-------- Records for the task

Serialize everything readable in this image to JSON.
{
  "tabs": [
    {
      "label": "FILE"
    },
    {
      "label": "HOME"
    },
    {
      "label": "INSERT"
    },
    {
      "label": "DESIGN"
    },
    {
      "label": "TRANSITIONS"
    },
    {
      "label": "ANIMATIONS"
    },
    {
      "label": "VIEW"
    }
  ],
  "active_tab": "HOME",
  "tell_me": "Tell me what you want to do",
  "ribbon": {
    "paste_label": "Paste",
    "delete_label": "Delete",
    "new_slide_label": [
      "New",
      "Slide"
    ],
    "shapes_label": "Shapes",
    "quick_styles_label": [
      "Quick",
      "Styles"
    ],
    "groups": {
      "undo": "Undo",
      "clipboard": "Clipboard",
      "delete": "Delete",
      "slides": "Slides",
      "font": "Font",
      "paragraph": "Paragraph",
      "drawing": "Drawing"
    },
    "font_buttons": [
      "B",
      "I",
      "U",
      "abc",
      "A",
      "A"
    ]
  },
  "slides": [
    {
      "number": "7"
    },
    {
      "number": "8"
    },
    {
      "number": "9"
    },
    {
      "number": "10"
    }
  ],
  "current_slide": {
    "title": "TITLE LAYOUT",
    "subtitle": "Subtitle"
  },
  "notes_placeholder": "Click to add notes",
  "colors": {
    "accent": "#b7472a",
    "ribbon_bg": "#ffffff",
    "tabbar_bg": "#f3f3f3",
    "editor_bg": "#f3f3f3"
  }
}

----------------

Your goal >> The whole listing above needs to be written out again exactly.

Output below >>
Serialize everything readable in this image to JSON.
{
  "tabs": [
    {
      "label": "FILE"
    },
    {
      "label": "HOME"
    },
    {
      "label": "INSERT"
    },
    {
      "label": "DESIGN"
    },
    {
      "label": "TRANSITIONS"
    },
    {
      "label": "ANIMATIONS"
    },
    {
      "label": "VIEW"
    }
  ],
  "active_tab": "HOME",
  "tell_me": "Tell me what you want to do",
  "ribbon": {
    "paste_label": "Paste",
    "delete_label": "Delete",
    "new_slide_label": [
      "New",
      "Slide"
    ],
    "shapes_label": "Shapes",
    "quick_styles_label": [
      "Quick",
      "Styles"
    ],
    "groups": {
      "undo": "Undo",
      "clipboard": "Clipboard",
      "delete": "Delete",
      "slides": "Slides",
      "font": "Font",
      "paragraph": "Paragraph",
      "drawing": "Drawing"
    },
    "font_buttons": [
      "B",
      "I",
      "U",
      "abc",
      "A",
      "A"
    ]
  },
  "slides": [
    {
      "number": "7"
    },
    {
      "number": "8"
    },
    {
      "number": "9"
    },
    {
      "number": "10"
    }
  ],
  "current_slide": {
    "title": "TITLE LAYOUT",
    "subtitle": "Subtitle"
  },
  "notes_placeholder": "Click to add notes",
  "colors": {
    "accent": "#b7472a",
    "ribbon_bg": "#ffffff",
    "tabbar_bg": "#f3f3f3",
    "editor_bg": "#f3f3f3"
  }
}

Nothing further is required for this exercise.